Stored records:
* * * * *

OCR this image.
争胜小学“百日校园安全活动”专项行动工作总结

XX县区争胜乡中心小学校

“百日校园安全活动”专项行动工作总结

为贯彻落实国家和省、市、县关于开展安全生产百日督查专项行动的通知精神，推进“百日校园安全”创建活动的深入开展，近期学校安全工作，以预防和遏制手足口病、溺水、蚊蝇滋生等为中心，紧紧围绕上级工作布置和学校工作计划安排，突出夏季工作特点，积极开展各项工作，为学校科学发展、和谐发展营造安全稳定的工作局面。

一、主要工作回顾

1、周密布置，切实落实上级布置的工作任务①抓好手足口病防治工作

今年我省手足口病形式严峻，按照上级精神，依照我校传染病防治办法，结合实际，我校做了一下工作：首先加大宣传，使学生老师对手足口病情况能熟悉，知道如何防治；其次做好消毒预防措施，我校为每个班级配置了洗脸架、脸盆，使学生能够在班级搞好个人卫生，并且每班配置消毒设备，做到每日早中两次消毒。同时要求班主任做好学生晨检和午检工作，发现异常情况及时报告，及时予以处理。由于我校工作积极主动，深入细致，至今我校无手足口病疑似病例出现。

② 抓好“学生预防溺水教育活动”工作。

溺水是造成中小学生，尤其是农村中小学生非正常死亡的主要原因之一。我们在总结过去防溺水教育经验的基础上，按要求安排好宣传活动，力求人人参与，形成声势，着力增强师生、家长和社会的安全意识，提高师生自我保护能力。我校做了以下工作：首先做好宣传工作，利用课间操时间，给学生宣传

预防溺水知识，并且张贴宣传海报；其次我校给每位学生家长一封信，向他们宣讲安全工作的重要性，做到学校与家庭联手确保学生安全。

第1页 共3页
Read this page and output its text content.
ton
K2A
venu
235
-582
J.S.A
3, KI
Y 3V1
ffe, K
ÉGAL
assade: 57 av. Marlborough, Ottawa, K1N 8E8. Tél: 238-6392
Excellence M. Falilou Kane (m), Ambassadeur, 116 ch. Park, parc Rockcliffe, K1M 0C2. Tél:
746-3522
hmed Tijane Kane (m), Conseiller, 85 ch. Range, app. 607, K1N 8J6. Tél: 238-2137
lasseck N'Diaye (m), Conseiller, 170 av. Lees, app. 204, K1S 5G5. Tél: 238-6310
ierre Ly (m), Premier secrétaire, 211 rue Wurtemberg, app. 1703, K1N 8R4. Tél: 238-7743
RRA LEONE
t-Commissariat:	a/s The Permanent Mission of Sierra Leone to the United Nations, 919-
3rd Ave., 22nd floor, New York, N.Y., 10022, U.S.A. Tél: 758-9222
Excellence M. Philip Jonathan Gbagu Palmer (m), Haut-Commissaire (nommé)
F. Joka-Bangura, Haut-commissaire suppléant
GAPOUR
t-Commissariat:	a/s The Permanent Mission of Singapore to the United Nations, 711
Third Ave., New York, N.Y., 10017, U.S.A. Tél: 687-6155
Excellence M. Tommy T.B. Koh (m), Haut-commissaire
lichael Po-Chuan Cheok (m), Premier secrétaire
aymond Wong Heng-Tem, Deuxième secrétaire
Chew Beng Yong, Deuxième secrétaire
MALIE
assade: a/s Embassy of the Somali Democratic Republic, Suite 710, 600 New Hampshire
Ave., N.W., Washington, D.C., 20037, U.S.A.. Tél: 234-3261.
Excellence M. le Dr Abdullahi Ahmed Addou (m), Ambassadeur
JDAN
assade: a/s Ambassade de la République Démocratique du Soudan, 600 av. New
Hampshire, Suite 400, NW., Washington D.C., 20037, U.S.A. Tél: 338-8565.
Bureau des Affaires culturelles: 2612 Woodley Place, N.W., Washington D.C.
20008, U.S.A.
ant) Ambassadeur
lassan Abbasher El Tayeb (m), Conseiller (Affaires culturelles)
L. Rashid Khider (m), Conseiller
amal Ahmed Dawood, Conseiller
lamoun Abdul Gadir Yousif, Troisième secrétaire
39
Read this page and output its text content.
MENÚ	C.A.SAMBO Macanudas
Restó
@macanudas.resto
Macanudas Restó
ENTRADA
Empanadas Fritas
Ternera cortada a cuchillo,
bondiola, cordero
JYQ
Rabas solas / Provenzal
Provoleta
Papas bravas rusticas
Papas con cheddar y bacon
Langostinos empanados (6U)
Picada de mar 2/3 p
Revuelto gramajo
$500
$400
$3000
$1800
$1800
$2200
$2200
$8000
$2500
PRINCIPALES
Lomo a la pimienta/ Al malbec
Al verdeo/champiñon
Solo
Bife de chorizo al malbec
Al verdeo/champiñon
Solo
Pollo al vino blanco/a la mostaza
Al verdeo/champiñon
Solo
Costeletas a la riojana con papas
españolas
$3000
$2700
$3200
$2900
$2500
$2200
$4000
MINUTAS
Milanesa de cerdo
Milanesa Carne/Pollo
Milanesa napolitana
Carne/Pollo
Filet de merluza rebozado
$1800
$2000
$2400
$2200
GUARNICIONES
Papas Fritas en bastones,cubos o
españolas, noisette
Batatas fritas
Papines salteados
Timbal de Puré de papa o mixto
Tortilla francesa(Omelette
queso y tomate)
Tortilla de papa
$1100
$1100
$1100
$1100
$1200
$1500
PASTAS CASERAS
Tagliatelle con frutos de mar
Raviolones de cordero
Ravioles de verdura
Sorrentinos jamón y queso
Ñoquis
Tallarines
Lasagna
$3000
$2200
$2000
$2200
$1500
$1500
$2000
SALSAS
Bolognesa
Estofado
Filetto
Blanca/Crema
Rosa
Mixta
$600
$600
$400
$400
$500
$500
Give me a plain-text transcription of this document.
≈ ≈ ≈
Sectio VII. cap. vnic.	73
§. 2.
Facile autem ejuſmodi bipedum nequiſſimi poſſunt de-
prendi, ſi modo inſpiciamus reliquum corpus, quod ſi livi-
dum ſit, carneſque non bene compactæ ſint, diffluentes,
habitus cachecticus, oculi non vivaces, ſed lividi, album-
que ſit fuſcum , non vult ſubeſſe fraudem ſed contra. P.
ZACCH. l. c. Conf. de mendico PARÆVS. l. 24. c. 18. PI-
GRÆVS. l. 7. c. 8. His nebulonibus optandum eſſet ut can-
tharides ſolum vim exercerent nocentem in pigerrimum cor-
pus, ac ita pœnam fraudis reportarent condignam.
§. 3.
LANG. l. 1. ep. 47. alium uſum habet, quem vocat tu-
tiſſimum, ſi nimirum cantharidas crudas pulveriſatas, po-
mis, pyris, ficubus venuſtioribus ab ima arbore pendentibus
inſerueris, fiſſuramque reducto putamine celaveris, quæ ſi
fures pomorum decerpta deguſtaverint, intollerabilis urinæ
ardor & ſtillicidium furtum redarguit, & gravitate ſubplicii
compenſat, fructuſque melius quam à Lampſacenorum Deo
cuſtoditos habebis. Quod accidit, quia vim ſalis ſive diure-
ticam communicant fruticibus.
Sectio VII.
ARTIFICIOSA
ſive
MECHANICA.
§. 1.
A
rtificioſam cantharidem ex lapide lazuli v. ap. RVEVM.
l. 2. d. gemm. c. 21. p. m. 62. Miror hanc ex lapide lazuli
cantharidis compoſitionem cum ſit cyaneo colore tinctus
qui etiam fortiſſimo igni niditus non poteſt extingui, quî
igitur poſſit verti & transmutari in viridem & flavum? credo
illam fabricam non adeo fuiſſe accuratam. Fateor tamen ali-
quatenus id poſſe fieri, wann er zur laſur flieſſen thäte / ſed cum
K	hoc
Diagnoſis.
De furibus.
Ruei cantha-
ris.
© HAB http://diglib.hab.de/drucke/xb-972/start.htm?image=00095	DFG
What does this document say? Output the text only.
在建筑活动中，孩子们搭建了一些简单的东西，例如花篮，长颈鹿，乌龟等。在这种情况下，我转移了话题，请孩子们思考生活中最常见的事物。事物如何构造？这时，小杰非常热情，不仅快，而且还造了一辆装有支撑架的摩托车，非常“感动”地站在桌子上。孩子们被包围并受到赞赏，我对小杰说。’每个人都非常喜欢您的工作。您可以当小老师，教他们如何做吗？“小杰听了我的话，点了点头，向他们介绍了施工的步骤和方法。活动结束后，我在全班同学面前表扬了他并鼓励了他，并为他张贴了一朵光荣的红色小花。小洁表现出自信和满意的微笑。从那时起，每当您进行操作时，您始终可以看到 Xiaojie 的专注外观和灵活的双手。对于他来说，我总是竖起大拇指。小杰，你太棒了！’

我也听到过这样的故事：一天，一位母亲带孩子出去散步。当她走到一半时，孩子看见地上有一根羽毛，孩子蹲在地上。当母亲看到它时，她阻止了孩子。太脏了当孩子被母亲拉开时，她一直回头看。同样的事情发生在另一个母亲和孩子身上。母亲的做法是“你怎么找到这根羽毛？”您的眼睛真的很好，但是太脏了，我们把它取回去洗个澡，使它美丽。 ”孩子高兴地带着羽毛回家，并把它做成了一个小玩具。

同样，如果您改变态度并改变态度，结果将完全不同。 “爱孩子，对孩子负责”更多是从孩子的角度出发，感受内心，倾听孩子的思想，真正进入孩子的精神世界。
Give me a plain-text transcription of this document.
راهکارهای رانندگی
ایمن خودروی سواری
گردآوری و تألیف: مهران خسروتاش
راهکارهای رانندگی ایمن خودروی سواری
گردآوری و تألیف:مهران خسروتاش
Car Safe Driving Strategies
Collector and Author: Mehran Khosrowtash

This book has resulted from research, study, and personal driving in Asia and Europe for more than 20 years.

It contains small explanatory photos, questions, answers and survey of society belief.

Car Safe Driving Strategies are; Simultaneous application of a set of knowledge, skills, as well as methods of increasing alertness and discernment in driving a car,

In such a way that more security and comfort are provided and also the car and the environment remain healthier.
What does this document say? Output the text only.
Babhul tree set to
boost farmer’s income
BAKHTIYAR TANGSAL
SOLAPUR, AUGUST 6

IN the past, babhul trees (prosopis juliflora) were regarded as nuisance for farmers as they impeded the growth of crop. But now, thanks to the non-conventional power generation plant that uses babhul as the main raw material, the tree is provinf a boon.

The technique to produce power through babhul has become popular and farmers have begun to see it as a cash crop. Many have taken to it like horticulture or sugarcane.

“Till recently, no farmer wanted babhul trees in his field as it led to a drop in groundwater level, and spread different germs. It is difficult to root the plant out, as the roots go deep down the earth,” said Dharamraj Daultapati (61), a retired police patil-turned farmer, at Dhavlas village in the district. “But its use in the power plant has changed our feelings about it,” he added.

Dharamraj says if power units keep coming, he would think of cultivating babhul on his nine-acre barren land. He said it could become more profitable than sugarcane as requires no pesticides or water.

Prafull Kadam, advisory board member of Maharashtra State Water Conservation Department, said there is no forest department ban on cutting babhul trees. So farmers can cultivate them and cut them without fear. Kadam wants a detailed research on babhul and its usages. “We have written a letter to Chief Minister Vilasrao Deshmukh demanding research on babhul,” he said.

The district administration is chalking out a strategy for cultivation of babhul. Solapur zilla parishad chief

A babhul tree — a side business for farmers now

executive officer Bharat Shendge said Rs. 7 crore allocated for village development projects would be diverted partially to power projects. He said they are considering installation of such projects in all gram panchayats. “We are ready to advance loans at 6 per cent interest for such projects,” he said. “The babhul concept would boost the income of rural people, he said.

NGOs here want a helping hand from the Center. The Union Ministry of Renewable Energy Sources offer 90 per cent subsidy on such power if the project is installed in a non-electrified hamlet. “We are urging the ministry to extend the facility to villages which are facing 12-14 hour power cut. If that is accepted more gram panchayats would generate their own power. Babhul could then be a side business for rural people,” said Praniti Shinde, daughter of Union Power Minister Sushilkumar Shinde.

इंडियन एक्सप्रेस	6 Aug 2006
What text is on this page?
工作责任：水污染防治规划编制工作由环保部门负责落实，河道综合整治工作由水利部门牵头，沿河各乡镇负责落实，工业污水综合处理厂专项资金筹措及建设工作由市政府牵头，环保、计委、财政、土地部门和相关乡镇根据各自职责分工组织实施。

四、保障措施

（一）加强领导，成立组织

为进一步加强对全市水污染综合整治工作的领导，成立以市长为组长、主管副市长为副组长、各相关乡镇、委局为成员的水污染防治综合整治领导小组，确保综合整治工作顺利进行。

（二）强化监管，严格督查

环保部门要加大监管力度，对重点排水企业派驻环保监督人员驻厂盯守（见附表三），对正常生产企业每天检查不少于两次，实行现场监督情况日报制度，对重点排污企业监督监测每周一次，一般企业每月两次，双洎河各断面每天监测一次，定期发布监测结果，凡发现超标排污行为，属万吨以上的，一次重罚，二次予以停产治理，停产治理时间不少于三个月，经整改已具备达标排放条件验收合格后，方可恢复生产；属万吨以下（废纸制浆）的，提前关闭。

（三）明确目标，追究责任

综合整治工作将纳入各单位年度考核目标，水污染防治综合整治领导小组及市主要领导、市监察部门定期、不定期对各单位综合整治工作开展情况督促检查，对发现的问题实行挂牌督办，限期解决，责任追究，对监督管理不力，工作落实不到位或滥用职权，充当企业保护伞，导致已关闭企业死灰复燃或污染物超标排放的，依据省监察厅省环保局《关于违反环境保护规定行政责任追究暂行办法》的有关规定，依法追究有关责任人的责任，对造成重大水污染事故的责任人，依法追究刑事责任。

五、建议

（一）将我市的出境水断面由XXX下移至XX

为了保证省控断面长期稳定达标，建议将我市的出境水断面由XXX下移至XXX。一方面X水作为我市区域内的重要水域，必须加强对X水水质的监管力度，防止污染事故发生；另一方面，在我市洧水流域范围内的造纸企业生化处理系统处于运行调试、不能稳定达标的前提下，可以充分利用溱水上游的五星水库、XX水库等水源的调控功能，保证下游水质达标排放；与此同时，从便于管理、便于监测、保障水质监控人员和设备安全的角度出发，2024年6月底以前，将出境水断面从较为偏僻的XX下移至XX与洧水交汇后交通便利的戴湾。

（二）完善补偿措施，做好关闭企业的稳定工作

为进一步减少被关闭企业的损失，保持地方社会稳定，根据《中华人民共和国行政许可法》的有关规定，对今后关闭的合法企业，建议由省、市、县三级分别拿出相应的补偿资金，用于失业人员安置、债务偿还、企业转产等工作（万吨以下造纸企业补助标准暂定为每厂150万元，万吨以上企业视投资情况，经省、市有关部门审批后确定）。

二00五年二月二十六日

* * * * *

Stated task:
List each line of the records that holds the string "Safe".

Complete answer:
Car Safe Driving Strategies
Car Safe Driving Strategies are; Simultaneous application of a set of knowledge, skills, as well as methods of increasing alertness and discernment in driving a car,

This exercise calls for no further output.